◆ TEXTO MOSTRADO ◆
┌──
La mayoría de las mujeres temen desatar su faceta difícil. Claro, quizá hayamos
logrado convencer a nuestros amigos —incluso a nuestras madres y hermanas—
de que somos luchadoras y chulitas. Contamos con orgullo la de palabrotas que
soltamos, lo bien que nos lo pasamos en el Burning Man o cómo llevamos un
vestido inapropiado a la boda de una amiga. Fumamos, aunque sabemos que va
a matarnos. Pero a la hora de ponernos a nosotras y nuestras necesidades por
encima de las de nuestros seres queridos, somos cautelosas. Nos han criado
para preocuparnos porque solo una mujer preparada para acabar sola insiste en
la primacía de sus necesidades. Tememos ahuyentar a quienes queremos si
honramos y expresamos nuestro verdadero yo y si ese verdadero yo no es tan
abnegado como la sociedad demanda a las mujeres.
Pero Amelia era leal a sí misma y George no huyó. Siguió su corazón —no el de
él— y él la quiso más. La quiso lo suficiente como para ayudarla a prepararse
para su mayor vuelo, el único que la alejaría de él.
El gran sueño de Amelia era volar alrededor del mundo. «Las mujeres, como los
hombres, deberían intentar hacer lo imposible», dijo para explicarse. El vuelo
propuesto no era precisamente imposible, pero sí complicado y caro. Los riesgos
estaban por las nubes, el tipo de oportunidad que solo aprovechan las mujeres
difíciles. La euforia de Amelia estaba por las nubes.
La isla de Howland es una gota de tierra en medio del océano, una franja de
tierra de 4,4 kilómetros cuadrados, poco interesante y con forma de ameba, a
4.113 kilómetros al noreste de Lae. Hagámonos una idea del reto que supone
intentar encontrar y aterrizar en la diminuta Howland empleando solo la
navegación por brújula: imagina que estás sobre el Empire State e intentas dar
en el blanco de una diana que cuelga de la Estatua de la Libertad, a ocho
kilómetros.
El buque guardacostas Itasca estaba fondeado en Howland, donde emitía una
densa columna de humo negro, una señal para Amelia. Mientras se acercaba, el
Itasca recibió unas cuantas transmisiones por radio de ella, pero el Electra
nunca llegó. Nunca se descubrió, y la curiosidad ilimitada sobre la desaparición
de Amelia ha continuado hasta la actualidad. Mientras escribo estas palabras,
otra partida de búsqueda ha salido hacia el Pacífico Sur, equipada con
dispositivos de búsqueda y rescate de alta tecnología, así como con unos cuantos
perros olfateadores entrenados para detectar fragmentos de hueso.
└──
◆ MATERIAL EXTRAÍDO ◆
┌──
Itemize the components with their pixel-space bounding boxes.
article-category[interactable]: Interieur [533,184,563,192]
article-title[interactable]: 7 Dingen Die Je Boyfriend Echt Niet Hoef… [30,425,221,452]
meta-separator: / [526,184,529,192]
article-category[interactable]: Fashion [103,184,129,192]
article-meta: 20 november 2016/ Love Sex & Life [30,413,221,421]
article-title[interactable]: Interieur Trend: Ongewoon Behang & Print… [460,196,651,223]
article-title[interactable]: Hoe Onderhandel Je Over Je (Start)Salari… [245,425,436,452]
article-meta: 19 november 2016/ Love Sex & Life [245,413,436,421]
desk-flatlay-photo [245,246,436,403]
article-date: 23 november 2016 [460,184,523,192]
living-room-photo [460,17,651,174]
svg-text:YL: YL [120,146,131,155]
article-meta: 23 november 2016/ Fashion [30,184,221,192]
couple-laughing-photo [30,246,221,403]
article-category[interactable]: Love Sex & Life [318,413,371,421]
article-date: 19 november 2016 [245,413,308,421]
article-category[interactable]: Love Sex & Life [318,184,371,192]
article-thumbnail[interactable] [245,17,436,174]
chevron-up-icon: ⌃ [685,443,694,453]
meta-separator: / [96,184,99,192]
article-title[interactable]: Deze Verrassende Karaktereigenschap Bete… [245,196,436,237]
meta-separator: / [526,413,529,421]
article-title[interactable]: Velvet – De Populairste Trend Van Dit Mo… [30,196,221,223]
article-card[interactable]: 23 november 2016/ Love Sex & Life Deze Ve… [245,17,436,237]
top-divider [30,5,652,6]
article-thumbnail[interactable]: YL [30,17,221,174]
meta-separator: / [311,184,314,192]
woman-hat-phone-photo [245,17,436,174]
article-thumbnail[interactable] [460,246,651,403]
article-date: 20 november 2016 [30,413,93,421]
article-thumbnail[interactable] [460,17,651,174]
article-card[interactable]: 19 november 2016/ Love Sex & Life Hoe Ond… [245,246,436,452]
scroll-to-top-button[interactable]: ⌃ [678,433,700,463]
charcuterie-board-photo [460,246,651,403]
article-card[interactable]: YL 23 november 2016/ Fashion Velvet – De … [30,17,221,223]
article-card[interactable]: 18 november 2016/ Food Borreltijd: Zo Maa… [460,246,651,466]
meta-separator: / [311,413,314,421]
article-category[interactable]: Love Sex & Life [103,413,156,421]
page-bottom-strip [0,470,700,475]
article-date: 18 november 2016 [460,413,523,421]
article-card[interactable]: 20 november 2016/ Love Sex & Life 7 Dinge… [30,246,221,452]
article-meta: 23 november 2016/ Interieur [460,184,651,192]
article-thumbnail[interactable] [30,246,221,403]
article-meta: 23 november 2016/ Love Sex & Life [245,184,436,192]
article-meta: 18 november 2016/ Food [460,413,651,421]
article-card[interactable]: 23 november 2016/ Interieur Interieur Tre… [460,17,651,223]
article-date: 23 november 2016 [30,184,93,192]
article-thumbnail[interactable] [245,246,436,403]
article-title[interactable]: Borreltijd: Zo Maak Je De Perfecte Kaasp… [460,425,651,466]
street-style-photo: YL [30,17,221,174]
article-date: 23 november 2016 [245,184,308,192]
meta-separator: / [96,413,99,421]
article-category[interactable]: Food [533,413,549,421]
└──
◆ TAREAS POR REALIZAR ◆
a - Según el texto sobre Amelia, ¿por qué las mujeres se muestran cautelosas a la hora de anteponer sus necesidades a las de sus seres queridos? Responda en una a tres oraciones.
b - Cite textualmente el fragmento del texto sobre Amelia que va desde "Pero Amelia era" hasta "por las nubes.".
c - Prolongue el texto sobre Amelia y su desaparición a partir de la última oración mostrada.

◆ RESPUESTAS ◆
a - Porque las han criado para preocuparse, ya que solo una mujer preparada para acabar sola insiste en la primacía de sus necesidades. Además, temen ahuyentar a quienes quieren si honran y expresan su verdadero yo y ese yo no es tan abnegado como la sociedad exige a las mujeres.

b -
Pero Amelia era leal a sí misma y George no huyó. Siguió su corazón —no el de
él— y él la quiso más. La quiso lo suficiente como para ayudarla a prepararse
para su mayor vuelo, el único que la alejaría de él.
El gran sueño de Amelia era volar alrededor del mundo. «Las mujeres, como los
hombres, deberían intentar hacer lo imposible», dijo para explicarse. El vuelo
propuesto no era precisamente imposible, pero sí complicado y caro. Los riesgos
estaban por las nubes, el tipo de oportunidad que solo aprovechan las mujeres
difíciles. La euforia de Amelia estaba por las nubes.

c -
Existen muchas teorías, cada cual más romántica que la otra. Que Amelia era
una espía encargada de cartografiar el Pacífico para su buen amigo, el
presidente Franklin D. Roosevelt, y fue capturada y asesinada por los japoneses.
O que fue rescatada del accidente y, como parte de algún absurdo programa de
protección de famosos, la enviaron para vivir el resto de su vida como banquera
en Nueva Jersey. La más probable de las explicaciones improbables es que se
estrellase en la isla de Nikumaroro, a unos cientos de kilómetros al sureste de
Howland, donde ella y Fred habrían vivido como náufragos en una atractiva isla
tropical hasta el día de su muerte.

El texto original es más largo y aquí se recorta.